* GIVEN INSTRUCTION
Will you extract the entries word for word? Images should not appear in the copy.

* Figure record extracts
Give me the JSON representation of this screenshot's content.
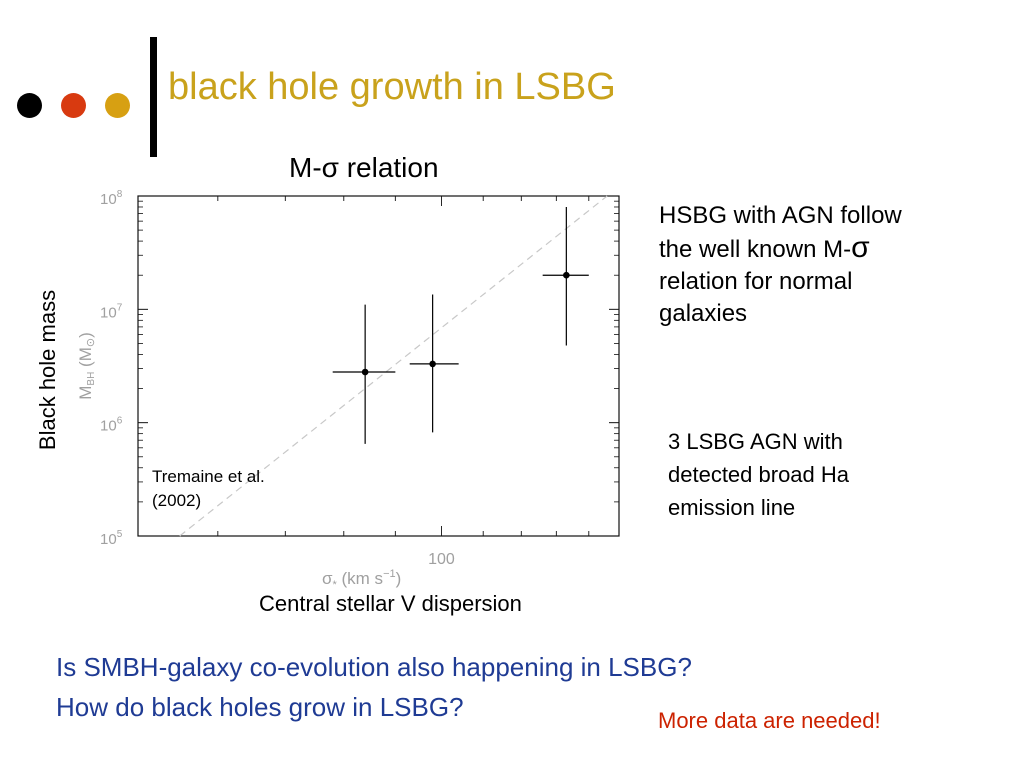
{
  "slide": {
    "title": "black hole growth in LSBG",
    "title_color": "#C9A21C",
    "bullet_colors": [
      "#000000",
      "#D83A10",
      "#D7A012"
    ],
    "subtitle": "M-σ  relation",
    "side_text_1": {
      "line1": "HSBG with AGN follow",
      "line2_prefix": "the well known M-",
      "line2_sigma": "σ",
      "line3": "relation for normal",
      "line4": "galaxies"
    },
    "side_text_2": {
      "line1": "3 LSBG AGN with",
      "line2": "detected broad Ha",
      "line3": "emission line"
    },
    "question_1": "Is SMBH-galaxy co-evolution also happening in LSBG?",
    "question_2": "How do black holes grow in LSBG?",
    "question_color": "#1F3B94",
    "footnote": "More data are needed!",
    "footnote_color": "#CC2200"
  },
  "chart_data": {
    "type": "scatter",
    "x_scale": "log",
    "y_scale": "log",
    "xlim": [
      50,
      150
    ],
    "ylim": [
      100000,
      100000000
    ],
    "y_overlay_label": "Black hole mass",
    "y_axis_label_main": "M",
    "y_axis_label_sub": "BH",
    "y_axis_label_unit": "(M",
    "y_axis_label_unit_symbol": "⊙",
    "y_axis_label_unit_close": ")",
    "x_axis_label": "σ",
    "x_axis_label_sub": "*",
    "x_axis_label_unit": "(km s",
    "x_axis_label_exp": "−1",
    "x_axis_label_close": ")",
    "x_overlay_label": "Central stellar V dispersion",
    "x_tick_labels": [
      {
        "value": 100,
        "label": "100"
      }
    ],
    "y_tick_labels": [
      {
        "value": 100000,
        "base": "10",
        "exp": "5"
      },
      {
        "value": 1000000,
        "base": "10",
        "exp": "6"
      },
      {
        "value": 10000000,
        "base": "10",
        "exp": "7"
      },
      {
        "value": 100000000,
        "base": "10",
        "exp": "8"
      }
    ],
    "relation_line": {
      "name": "Tremaine et al. (2002)",
      "points": [
        [
          55,
          100000
        ],
        [
          146,
          100000000
        ]
      ],
      "style": "dashed",
      "color": "#C8C8C8"
    },
    "annotation": {
      "line1": "Tremaine et al.",
      "line2": "(2002)"
    },
    "points": [
      {
        "x": 84,
        "y": 2800000,
        "xerr": [
          78,
          90
        ],
        "yerr": [
          650000,
          11000000
        ]
      },
      {
        "x": 98,
        "y": 3300000,
        "xerr": [
          93,
          104
        ],
        "yerr": [
          820000,
          13500000
        ]
      },
      {
        "x": 133,
        "y": 20000000,
        "xerr": [
          126,
          140
        ],
        "yerr": [
          4800000,
          80000000
        ]
      }
    ],
    "grid": false
  }
}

* CORRECT RESULT
Give me the JSON representation of this screenshot's content.
{
  "slide": {
    "title": "black hole growth in LSBG",
    "title_color": "#C9A21C",
    "bullet_colors": [
      "#000000",
      "#D83A10",
      "#D7A012"
    ],
    "subtitle": "M-σ  relation",
    "side_text_1": {
      "line1": "HSBG with AGN follow",
      "line2_prefix": "the well known M-",
      "line2_sigma": "σ",
      "line3": "relation for normal",
      "line4": "galaxies"
    },
    "side_text_2": {
      "line1": "3 LSBG AGN with",
      "line2": "detected broad Ha",
      "line3": "emission line"
    },
    "question_1": "Is SMBH-galaxy co-evolution also happening in LSBG?",
    "question_2": "How do black holes grow in LSBG?",
    "question_color": "#1F3B94",
    "footnote": "More data are needed!",
    "footnote_color": "#CC2200"
  },
  "chart_data": {
    "type": "scatter",
    "x_scale": "log",
    "y_scale": "log",
    "xlim": [
      50,
      150
    ],
    "ylim": [
      100000,
      100000000
    ],
    "y_overlay_label": "Black hole mass",
    "y_axis_label_main": "M",
    "y_axis_label_sub": "BH",
    "y_axis_label_unit": "(M",
    "y_axis_label_unit_symbol": "⊙",
    "y_axis_label_unit_close": ")",
    "x_axis_label": "σ",
    "x_axis_label_sub": "*",
    "x_axis_label_unit": "(km s",
    "x_axis_label_exp": "−1",
    "x_axis_label_close": ")",
    "x_overlay_label": "Central stellar V dispersion",
    "x_tick_labels": [
      {
        "value": 100,
        "label": "100"
      }
    ],
    "y_tick_labels": [
      {
        "value": 100000,
        "base": "10",
        "exp": "5"
      },
      {
        "value": 1000000,
        "base": "10",
        "exp": "6"
      },
      {
        "value": 10000000,
        "base": "10",
        "exp": "7"
      },
      {
        "value": 100000000,
        "base": "10",
        "exp": "8"
      }
    ],
    "relation_line": {
      "name": "Tremaine et al. (2002)",
      "points": [
        [
          55,
          100000
        ],
        [
          146,
          100000000
        ]
      ],
      "style": "dashed",
      "color": "#C8C8C8"
    },
    "annotation": {
      "line1": "Tremaine et al.",
      "line2": "(2002)"
    },
    "points": [
      {
        "x": 84,
        "y": 2800000,
        "xerr": [
          78,
          90
        ],
        "yerr": [
          650000,
          11000000
        ]
      },
      {
        "x": 98,
        "y": 3300000,
        "xerr": [
          93,
          104
        ],
        "yerr": [
          820000,
          13500000
        ]
      },
      {
        "x": 133,
        "y": 20000000,
        "xerr": [
          126,
          140
        ],
        "yerr": [
          4800000,
          80000000
        ]
      }
    ],
    "grid": false
  }
}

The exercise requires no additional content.